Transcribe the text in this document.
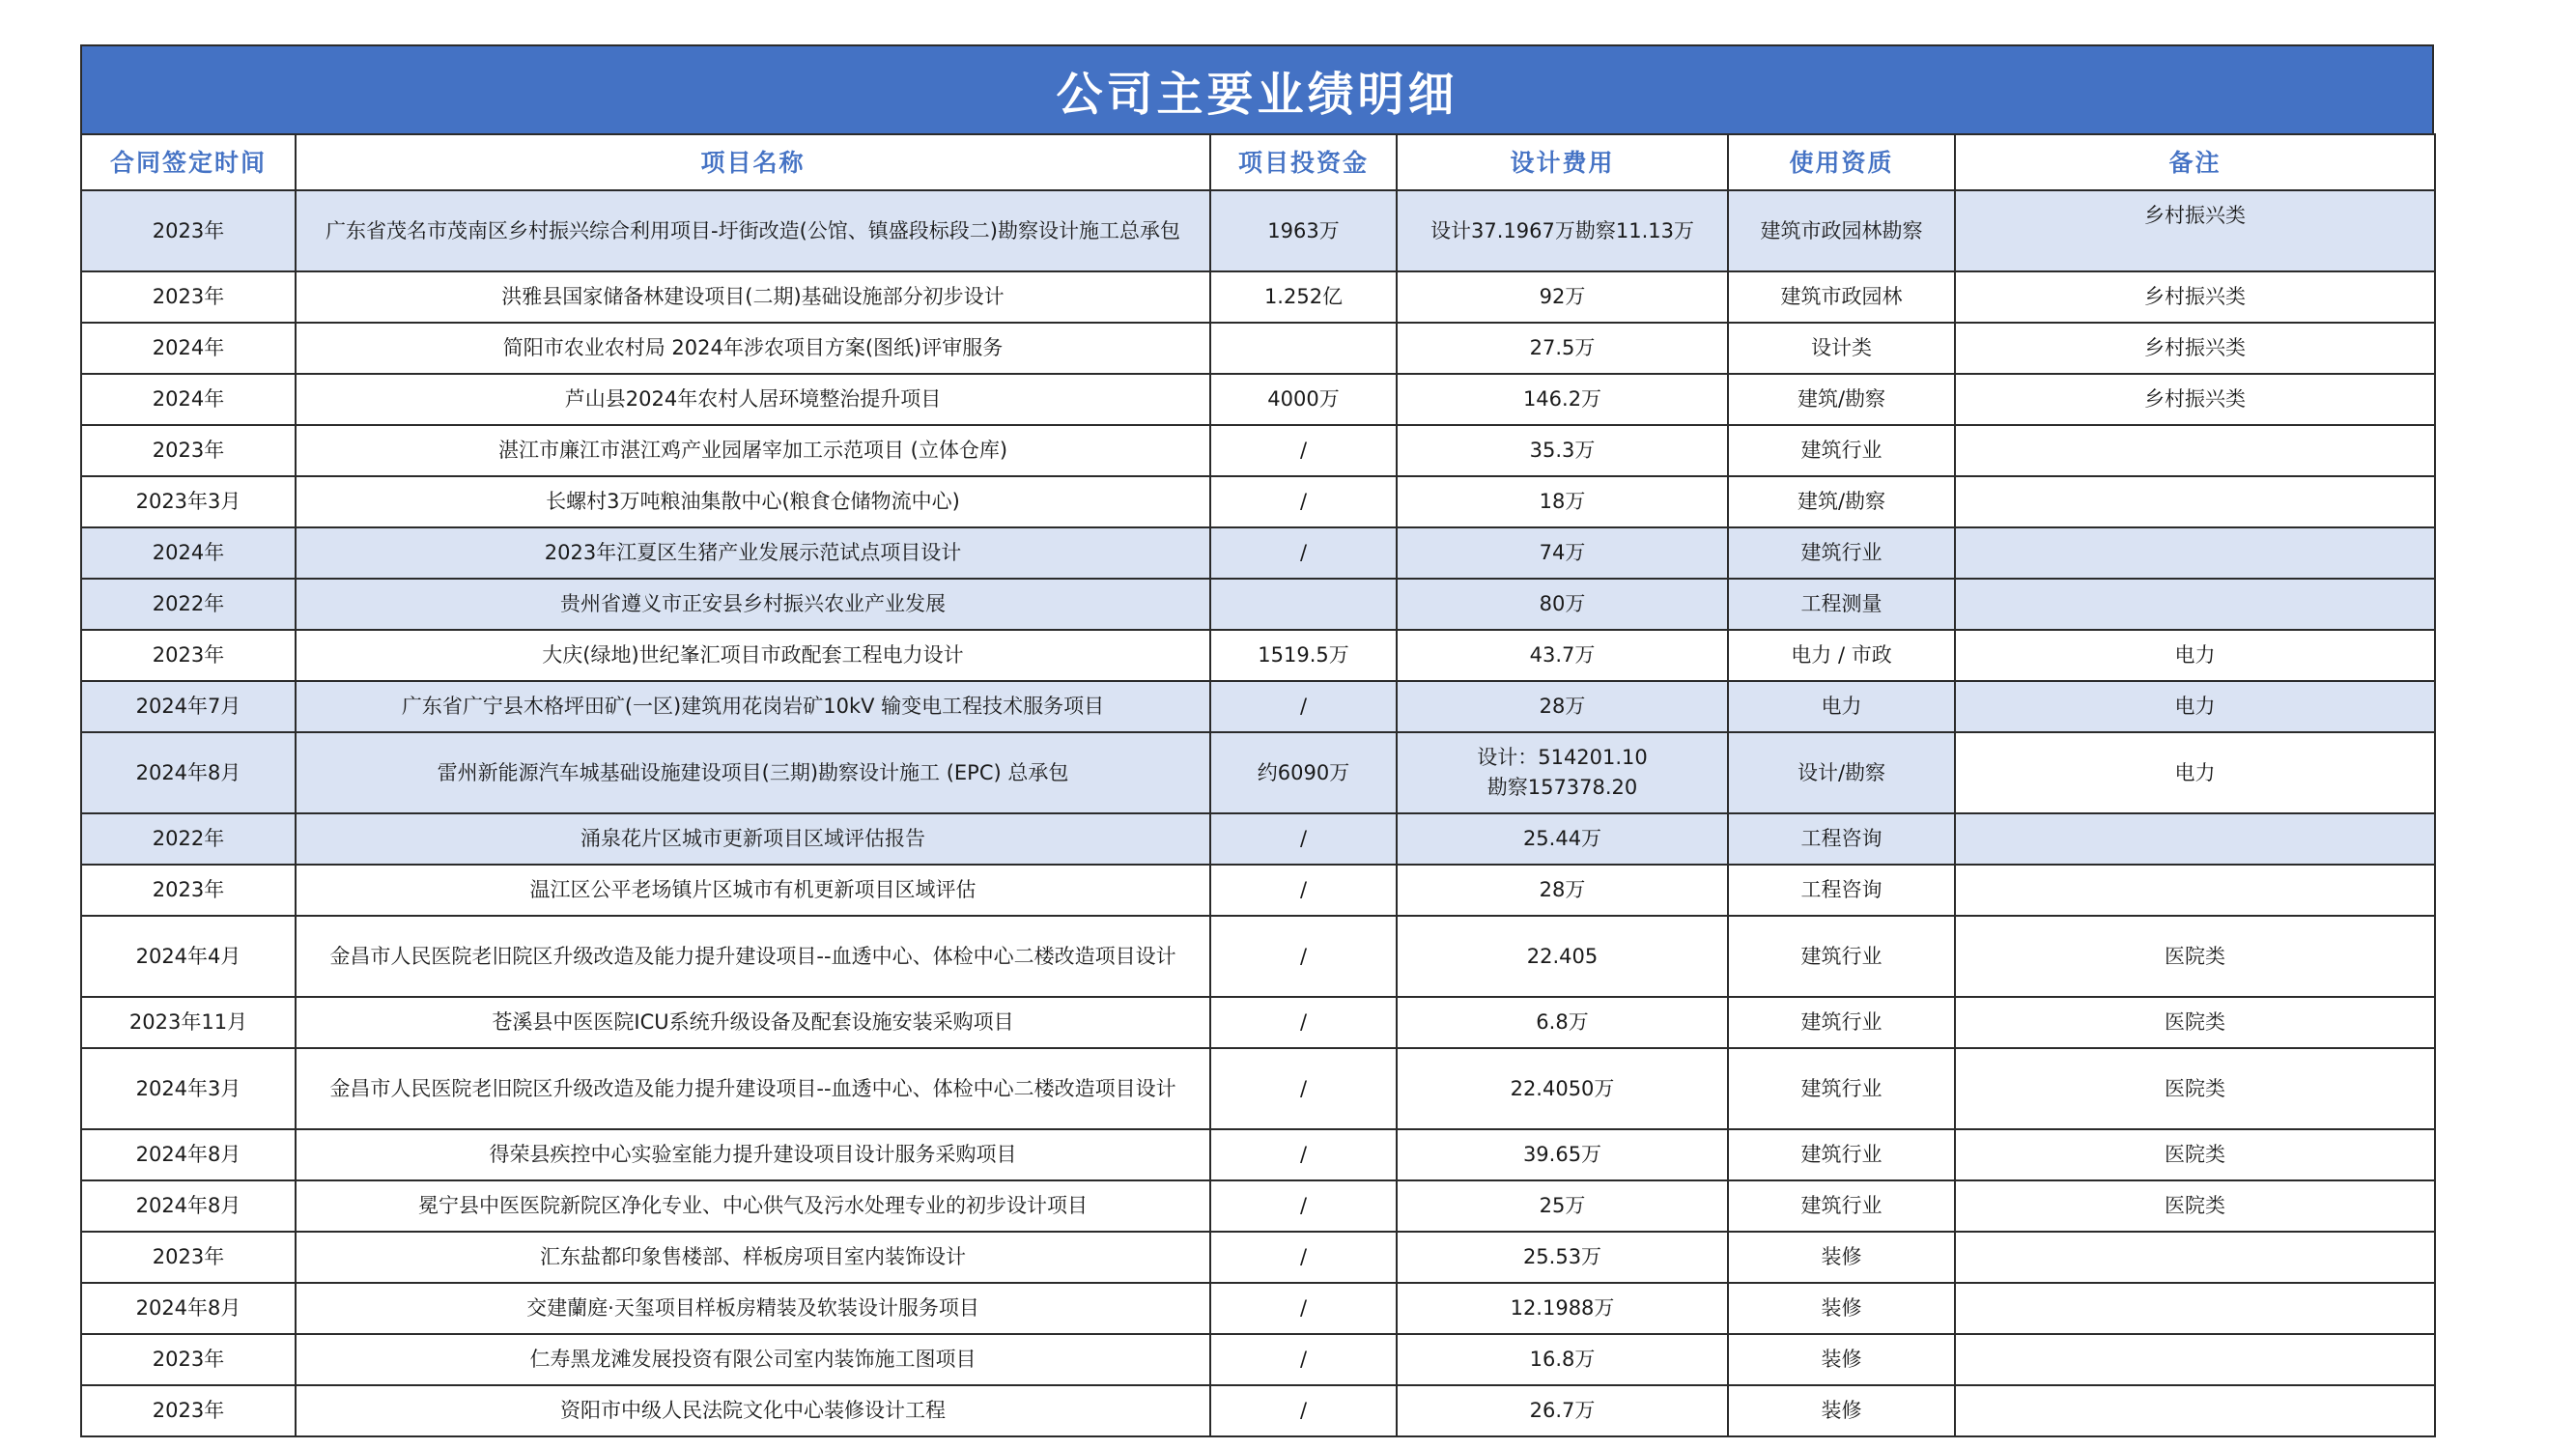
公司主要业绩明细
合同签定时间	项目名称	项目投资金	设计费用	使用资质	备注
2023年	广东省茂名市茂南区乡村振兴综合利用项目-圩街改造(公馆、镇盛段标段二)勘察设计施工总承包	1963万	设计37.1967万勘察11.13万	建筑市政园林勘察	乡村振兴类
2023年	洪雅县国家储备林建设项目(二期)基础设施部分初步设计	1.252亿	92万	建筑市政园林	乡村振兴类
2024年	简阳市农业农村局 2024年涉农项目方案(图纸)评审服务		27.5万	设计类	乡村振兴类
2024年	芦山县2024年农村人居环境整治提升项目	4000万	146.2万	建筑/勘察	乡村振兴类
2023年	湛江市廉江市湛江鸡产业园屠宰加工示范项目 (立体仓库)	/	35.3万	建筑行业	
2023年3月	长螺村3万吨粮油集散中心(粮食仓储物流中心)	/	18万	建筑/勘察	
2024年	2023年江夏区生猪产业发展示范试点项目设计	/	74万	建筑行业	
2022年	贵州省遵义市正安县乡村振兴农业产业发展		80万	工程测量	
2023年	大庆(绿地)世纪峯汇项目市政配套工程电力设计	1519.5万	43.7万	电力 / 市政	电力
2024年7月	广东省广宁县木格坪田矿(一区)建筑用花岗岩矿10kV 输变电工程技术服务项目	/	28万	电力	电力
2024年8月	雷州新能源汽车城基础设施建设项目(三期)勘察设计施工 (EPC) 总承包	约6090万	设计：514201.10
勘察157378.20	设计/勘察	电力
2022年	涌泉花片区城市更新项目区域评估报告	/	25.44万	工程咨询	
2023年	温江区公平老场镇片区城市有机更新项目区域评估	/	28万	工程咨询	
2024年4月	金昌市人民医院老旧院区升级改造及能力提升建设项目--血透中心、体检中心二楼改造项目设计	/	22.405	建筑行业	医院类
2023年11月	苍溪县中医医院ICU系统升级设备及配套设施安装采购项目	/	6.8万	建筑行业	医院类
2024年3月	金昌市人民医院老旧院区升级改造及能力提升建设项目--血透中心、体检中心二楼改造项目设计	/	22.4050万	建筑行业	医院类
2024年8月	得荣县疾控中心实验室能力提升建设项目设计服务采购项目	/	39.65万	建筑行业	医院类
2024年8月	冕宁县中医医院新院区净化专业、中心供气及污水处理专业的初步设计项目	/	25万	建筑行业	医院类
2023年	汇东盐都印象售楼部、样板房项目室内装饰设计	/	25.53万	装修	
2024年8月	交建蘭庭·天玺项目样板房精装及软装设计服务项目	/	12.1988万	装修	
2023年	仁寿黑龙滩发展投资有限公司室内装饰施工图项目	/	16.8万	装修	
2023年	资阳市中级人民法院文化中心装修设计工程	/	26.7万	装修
* * * *
[What this task involves]
Omit the pictures, and quote the material above exactly as given.

[Written answer]
Transcribe the text in this document.
公司主要业绩明细
合同签定时间	项目名称	项目投资金	设计费用	使用资质	备注
2023年	广东省茂名市茂南区乡村振兴综合利用项目-圩街改造(公馆、镇盛段标段二)勘察设计施工总承包	1963万	设计37.1967万勘察11.13万	建筑市政园林勘察	乡村振兴类
2023年	洪雅县国家储备林建设项目(二期)基础设施部分初步设计	1.252亿	92万	建筑市政园林	乡村振兴类
2024年	简阳市农业农村局 2024年涉农项目方案(图纸)评审服务		27.5万	设计类	乡村振兴类
2024年	芦山县2024年农村人居环境整治提升项目	4000万	146.2万	建筑/勘察	乡村振兴类
2023年	湛江市廉江市湛江鸡产业园屠宰加工示范项目 (立体仓库)	/	35.3万	建筑行业	
2023年3月	长螺村3万吨粮油集散中心(粮食仓储物流中心)	/	18万	建筑/勘察	
2024年	2023年江夏区生猪产业发展示范试点项目设计	/	74万	建筑行业	
2022年	贵州省遵义市正安县乡村振兴农业产业发展		80万	工程测量	
2023年	大庆(绿地)世纪峯汇项目市政配套工程电力设计	1519.5万	43.7万	电力 / 市政	电力
2024年7月	广东省广宁县木格坪田矿(一区)建筑用花岗岩矿10kV 输变电工程技术服务项目	/	28万	电力	电力
2024年8月	雷州新能源汽车城基础设施建设项目(三期)勘察设计施工 (EPC) 总承包	约6090万	设计：514201.10
勘察157378.20	设计/勘察	电力
2022年	涌泉花片区城市更新项目区域评估报告	/	25.44万	工程咨询	
2023年	温江区公平老场镇片区城市有机更新项目区域评估	/	28万	工程咨询	
2024年4月	金昌市人民医院老旧院区升级改造及能力提升建设项目--血透中心、体检中心二楼改造项目设计	/	22.405	建筑行业	医院类
2023年11月	苍溪县中医医院ICU系统升级设备及配套设施安装采购项目	/	6.8万	建筑行业	医院类
2024年3月	金昌市人民医院老旧院区升级改造及能力提升建设项目--血透中心、体检中心二楼改造项目设计	/	22.4050万	建筑行业	医院类
2024年8月	得荣县疾控中心实验室能力提升建设项目设计服务采购项目	/	39.65万	建筑行业	医院类
2024年8月	冕宁县中医医院新院区净化专业、中心供气及污水处理专业的初步设计项目	/	25万	建筑行业	医院类
2023年	汇东盐都印象售楼部、样板房项目室内装饰设计	/	25.53万	装修	
2024年8月	交建蘭庭·天玺项目样板房精装及软装设计服务项目	/	12.1988万	装修	
2023年	仁寿黑龙滩发展投资有限公司室内装饰施工图项目	/	16.8万	装修	
2023年	资阳市中级人民法院文化中心装修设计工程	/	26.7万	装修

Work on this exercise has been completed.